[Raw records]
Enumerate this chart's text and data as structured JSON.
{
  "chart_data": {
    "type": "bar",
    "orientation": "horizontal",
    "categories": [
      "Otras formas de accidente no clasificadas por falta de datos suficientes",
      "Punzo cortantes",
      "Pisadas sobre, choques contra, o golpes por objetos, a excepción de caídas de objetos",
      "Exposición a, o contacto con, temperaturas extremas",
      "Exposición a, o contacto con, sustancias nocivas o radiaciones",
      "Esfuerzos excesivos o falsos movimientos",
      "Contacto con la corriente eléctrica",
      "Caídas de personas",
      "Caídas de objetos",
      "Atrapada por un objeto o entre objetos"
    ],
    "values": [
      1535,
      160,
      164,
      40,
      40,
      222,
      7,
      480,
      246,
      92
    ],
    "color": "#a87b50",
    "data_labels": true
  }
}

WORK TO BE COMPLETED:
Return what is listed above, exactly and completely.

RESPONSE FOR THIS EXERCISE:
Enumerate this chart's text and data as structured JSON.
{
  "chart_data": {
    "type": "bar",
    "orientation": "horizontal",
    "categories": [
      "Otras formas de accidente no clasificadas por falta de datos suficientes",
      "Punzo cortantes",
      "Pisadas sobre, choques contra, o golpes por objetos, a excepción de caídas de objetos",
      "Exposición a, o contacto con, temperaturas extremas",
      "Exposición a, o contacto con, sustancias nocivas o radiaciones",
      "Esfuerzos excesivos o falsos movimientos",
      "Contacto con la corriente eléctrica",
      "Caídas de personas",
      "Caídas de objetos",
      "Atrapada por un objeto o entre objetos"
    ],
    "values": [
      1535,
      160,
      164,
      40,
      40,
      222,
      7,
      480,
      246,
      92
    ],
    "color": "#a87b50",
    "data_labels": true
  }
}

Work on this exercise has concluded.